* _What is expected_: Each line of the material must be returned exactly.

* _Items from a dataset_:
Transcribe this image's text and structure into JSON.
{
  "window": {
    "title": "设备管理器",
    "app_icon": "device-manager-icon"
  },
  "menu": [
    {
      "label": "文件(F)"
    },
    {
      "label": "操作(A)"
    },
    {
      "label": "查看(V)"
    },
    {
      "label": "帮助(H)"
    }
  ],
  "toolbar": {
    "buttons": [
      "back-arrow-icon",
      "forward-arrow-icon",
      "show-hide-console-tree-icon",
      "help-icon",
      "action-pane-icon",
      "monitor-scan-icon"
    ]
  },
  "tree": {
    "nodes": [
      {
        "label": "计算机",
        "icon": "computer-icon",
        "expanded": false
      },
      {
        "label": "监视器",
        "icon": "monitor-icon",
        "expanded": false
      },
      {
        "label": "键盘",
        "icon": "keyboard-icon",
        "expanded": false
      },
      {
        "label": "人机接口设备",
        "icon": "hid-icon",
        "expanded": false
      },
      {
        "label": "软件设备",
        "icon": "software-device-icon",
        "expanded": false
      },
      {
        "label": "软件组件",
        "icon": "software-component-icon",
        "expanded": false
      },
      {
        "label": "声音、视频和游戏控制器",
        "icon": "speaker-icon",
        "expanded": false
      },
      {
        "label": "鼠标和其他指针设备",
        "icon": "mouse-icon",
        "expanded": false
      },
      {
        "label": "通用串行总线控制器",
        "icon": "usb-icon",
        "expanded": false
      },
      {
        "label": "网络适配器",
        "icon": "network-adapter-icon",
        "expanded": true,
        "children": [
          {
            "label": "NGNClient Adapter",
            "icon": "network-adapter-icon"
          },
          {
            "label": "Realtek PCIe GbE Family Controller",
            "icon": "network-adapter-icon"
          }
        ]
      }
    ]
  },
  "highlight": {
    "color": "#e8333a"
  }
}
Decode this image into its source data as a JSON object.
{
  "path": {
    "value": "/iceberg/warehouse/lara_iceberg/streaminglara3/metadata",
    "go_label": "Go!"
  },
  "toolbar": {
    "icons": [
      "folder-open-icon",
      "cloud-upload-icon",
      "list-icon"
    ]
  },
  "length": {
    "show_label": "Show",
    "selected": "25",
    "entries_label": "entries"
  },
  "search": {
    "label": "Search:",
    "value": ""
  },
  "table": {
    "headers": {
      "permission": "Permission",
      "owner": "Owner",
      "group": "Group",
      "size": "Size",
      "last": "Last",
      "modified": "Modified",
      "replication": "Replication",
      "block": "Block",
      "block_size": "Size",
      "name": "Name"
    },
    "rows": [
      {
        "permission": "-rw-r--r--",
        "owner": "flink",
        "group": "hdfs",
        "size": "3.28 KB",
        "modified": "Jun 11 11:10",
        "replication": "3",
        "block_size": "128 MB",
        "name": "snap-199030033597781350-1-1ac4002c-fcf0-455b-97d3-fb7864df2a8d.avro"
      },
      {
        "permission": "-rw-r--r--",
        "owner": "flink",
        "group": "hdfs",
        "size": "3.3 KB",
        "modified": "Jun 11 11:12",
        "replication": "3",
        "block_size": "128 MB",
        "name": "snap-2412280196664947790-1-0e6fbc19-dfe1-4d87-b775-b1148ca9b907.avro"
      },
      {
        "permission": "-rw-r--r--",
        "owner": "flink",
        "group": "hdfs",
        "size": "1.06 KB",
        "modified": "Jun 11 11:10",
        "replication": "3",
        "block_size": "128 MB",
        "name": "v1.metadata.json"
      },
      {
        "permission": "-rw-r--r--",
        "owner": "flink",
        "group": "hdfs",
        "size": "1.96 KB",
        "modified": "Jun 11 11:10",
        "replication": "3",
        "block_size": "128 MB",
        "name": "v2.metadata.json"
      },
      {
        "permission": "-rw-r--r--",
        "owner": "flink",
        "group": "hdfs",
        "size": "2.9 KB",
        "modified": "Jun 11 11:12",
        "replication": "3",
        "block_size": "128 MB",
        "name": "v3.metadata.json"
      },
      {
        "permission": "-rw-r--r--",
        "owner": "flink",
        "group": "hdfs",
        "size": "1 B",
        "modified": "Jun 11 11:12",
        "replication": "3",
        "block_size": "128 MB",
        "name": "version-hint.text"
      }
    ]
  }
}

* _Response_:
Transcribe this image's text and structure into JSON.
{
  "window": {
    "title": "设备管理器",
    "app_icon": "device-manager-icon"
  },
  "menu": [
    {
      "label": "文件(F)"
    },
    {
      "label": "操作(A)"
    },
    {
      "label": "查看(V)"
    },
    {
      "label": "帮助(H)"
    }
  ],
  "toolbar": {
    "buttons": [
      "back-arrow-icon",
      "forward-arrow-icon",
      "show-hide-console-tree-icon",
      "help-icon",
      "action-pane-icon",
      "monitor-scan-icon"
    ]
  },
  "tree": {
    "nodes": [
      {
        "label": "计算机",
        "icon": "computer-icon",
        "expanded": false
      },
      {
        "label": "监视器",
        "icon": "monitor-icon",
        "expanded": false
      },
      {
        "label": "键盘",
        "icon": "keyboard-icon",
        "expanded": false
      },
      {
        "label": "人机接口设备",
        "icon": "hid-icon",
        "expanded": false
      },
      {
        "label": "软件设备",
        "icon": "software-device-icon",
        "expanded": false
      },
      {
        "label": "软件组件",
        "icon": "software-component-icon",
        "expanded": false
      },
      {
        "label": "声音、视频和游戏控制器",
        "icon": "speaker-icon",
        "expanded": false
      },
      {
        "label": "鼠标和其他指针设备",
        "icon": "mouse-icon",
        "expanded": false
      },
      {
        "label": "通用串行总线控制器",
        "icon": "usb-icon",
        "expanded": false
      },
      {
        "label": "网络适配器",
        "icon": "network-adapter-icon",
        "expanded": true,
        "children": [
          {
            "label": "NGNClient Adapter",
            "icon": "network-adapter-icon"
          },
          {
            "label": "Realtek PCIe GbE Family Controller",
            "icon": "network-adapter-icon"
          }
        ]
      }
    ]
  },
  "highlight": {
    "color": "#e8333a"
  }
}
Decode this image into its source data as a JSON object.
{
  "path": {
    "value": "/iceberg/warehouse/lara_iceberg/streaminglara3/metadata",
    "go_label": "Go!"
  },
  "toolbar": {
    "icons": [
      "folder-open-icon",
      "cloud-upload-icon",
      "list-icon"
    ]
  },
  "length": {
    "show_label": "Show",
    "selected": "25",
    "entries_label": "entries"
  },
  "search": {
    "label": "Search:",
    "value": ""
  },
  "table": {
    "headers": {
      "permission": "Permission",
      "owner": "Owner",
      "group": "Group",
      "size": "Size",
      "last": "Last",
      "modified": "Modified",
      "replication": "Replication",
      "block": "Block",
      "block_size": "Size",
      "name": "Name"
    },
    "rows": [
      {
        "permission": "-rw-r--r--",
        "owner": "flink",
        "group": "hdfs",
        "size": "3.28 KB",
        "modified": "Jun 11 11:10",
        "replication": "3",
        "block_size": "128 MB",
        "name": "snap-199030033597781350-1-1ac4002c-fcf0-455b-97d3-fb7864df2a8d.avro"
      },
      {
        "permission": "-rw-r--r--",
        "owner": "flink",
        "group": "hdfs",
        "size": "3.3 KB",
        "modified": "Jun 11 11:12",
        "replication": "3",
        "block_size": "128 MB",
        "name": "snap-2412280196664947790-1-0e6fbc19-dfe1-4d87-b775-b1148ca9b907.avro"
      },
      {
        "permission": "-rw-r--r--",
        "owner": "flink",
        "group": "hdfs",
        "size": "1.06 KB",
        "modified": "Jun 11 11:10",
        "replication": "3",
        "block_size": "128 MB",
        "name": "v1.metadata.json"
      },
      {
        "permission": "-rw-r--r--",
        "owner": "flink",
        "group": "hdfs",
        "size": "1.96 KB",
        "modified": "Jun 11 11:10",
        "replication": "3",
        "block_size": "128 MB",
        "name": "v2.metadata.json"
      },
      {
        "permission": "-rw-r--r--",
        "owner": "flink",
        "group": "hdfs",
        "size": "2.9 KB",
        "modified": "Jun 11 11:12",
        "replication": "3",
        "block_size": "128 MB",
        "name": "v3.metadata.json"
      },
      {
        "permission": "-rw-r--r--",
        "owner": "flink",
        "group": "hdfs",
        "size": "1 B",
        "modified": "Jun 11 11:12",
        "replication": "3",
        "block_size": "128 MB",
        "name": "version-hint.text"
      }
    ]
  }
}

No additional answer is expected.